What the task requires
Without the pictures, return each record as it appears.

════════════════════

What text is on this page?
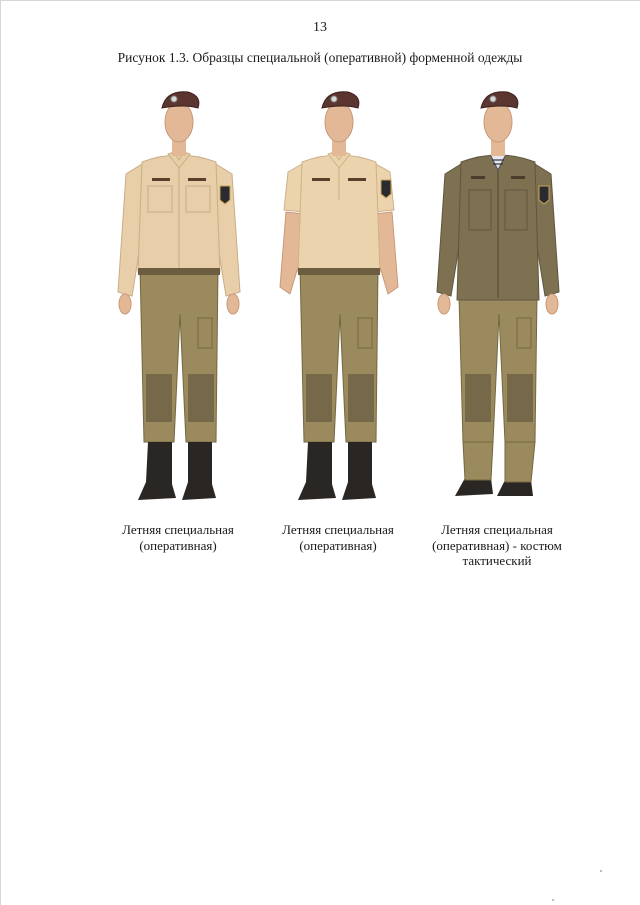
13
Рисунок 1.3. Образцы специальной (оперативной) форменной одежды
Летняя специальная (оперативная)
Летняя специальная (оперативная)
Летняя специальная (оперативная) - костюм тактический
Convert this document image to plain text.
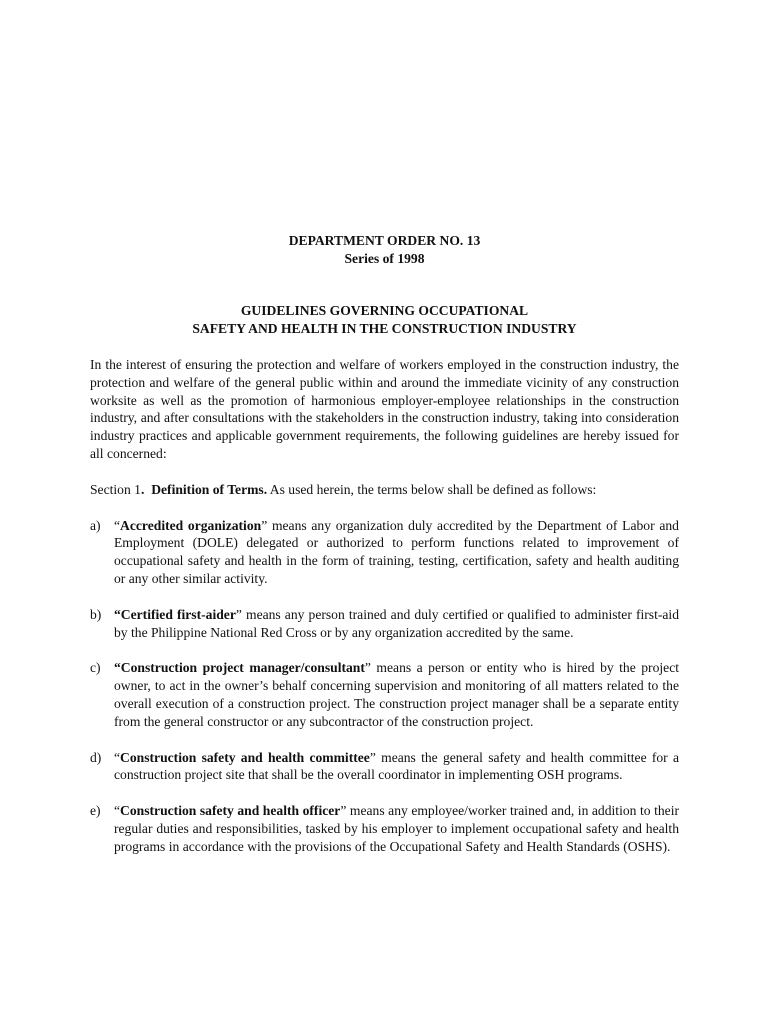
DEPARTMENT ORDER NO. 13
Series of 1998
GUIDELINES GOVERNING OCCUPATIONAL
SAFETY AND HEALTH IN THE CONSTRUCTION INDUSTRY

In the interest of ensuring the protection and welfare of workers employed in the construction industry, the protection and welfare of the general public within and around the immediate vicinity of any construction worksite as well as the promotion of harmonious employer-employee relationships in the construction industry, and after consultations with the stakeholders in the construction industry, taking into consideration industry practices and applicable government requirements, the following guidelines are hereby issued for all concerned:

Section 1. Definition of Terms. As used herein, the terms below shall be defined as follows:

a) “Accredited organization” means any organization duly accredited by the Department of Labor and Employment (DOLE) delegated or authorized to perform functions related to improvement of occupational safety and health in the form of training, testing, certification, safety and health auditing or any other similar activity.
b) “Certified first-aider” means any person trained and duly certified or qualified to administer first-aid by the Philippine National Red Cross or by any organization accredited by the same.
c) “Construction project manager/consultant” means a person or entity who is hired by the project owner, to act in the owner’s behalf concerning supervision and monitoring of all matters related to the overall execution of a construction project. The construction project manager shall be a separate entity from the general constructor or any subcontractor of the construction project.
d) “Construction safety and health committee” means the general safety and health committee for a construction project site that shall be the overall coordinator in implementing OSH programs.
e) “Construction safety and health officer” means any employee/worker trained and, in addition to their regular duties and responsibilities, tasked by his employer to implement occupational safety and health programs in accordance with the provisions of the Occupational Safety and Health Standards (OSHS).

════════════════════

Solution for this problem
What text is on this page?
13
Рисунок 1.3. Образцы специальной (оперативной) форменной одежды
Летняя специальная (оперативная)
Летняя специальная (оперативная)
Летняя специальная (оперативная) - костюм тактический
Convert this document image to plain text.
DEPARTMENT ORDER NO. 13
Series of 1998
GUIDELINES GOVERNING OCCUPATIONAL
SAFETY AND HEALTH IN THE CONSTRUCTION INDUSTRY

In the interest of ensuring the protection and welfare of workers employed in the construction industry, the protection and welfare of the general public within and around the immediate vicinity of any construction worksite as well as the promotion of harmonious employer-employee relationships in the construction industry, and after consultations with the stakeholders in the construction industry, taking into consideration industry practices and applicable government requirements, the following guidelines are hereby issued for all concerned:

Section 1. Definition of Terms. As used herein, the terms below shall be defined as follows:

a) “Accredited organization” means any organization duly accredited by the Department of Labor and Employment (DOLE) delegated or authorized to perform functions related to improvement of occupational safety and health in the form of training, testing, certification, safety and health auditing or any other similar activity.
b) “Certified first-aider” means any person trained and duly certified or qualified to administer first-aid by the Philippine National Red Cross or by any organization accredited by the same.
c) “Construction project manager/consultant” means a person or entity who is hired by the project owner, to act in the owner’s behalf concerning supervision and monitoring of all matters related to the overall execution of a construction project. The construction project manager shall be a separate entity from the general constructor or any subcontractor of the construction project.
d) “Construction safety and health committee” means the general safety and health committee for a construction project site that shall be the overall coordinator in implementing OSH programs.
e) “Construction safety and health officer” means any employee/worker trained and, in addition to their regular duties and responsibilities, tasked by his employer to implement occupational safety and health programs in accordance with the provisions of the Occupational Safety and Health Standards (OSHS).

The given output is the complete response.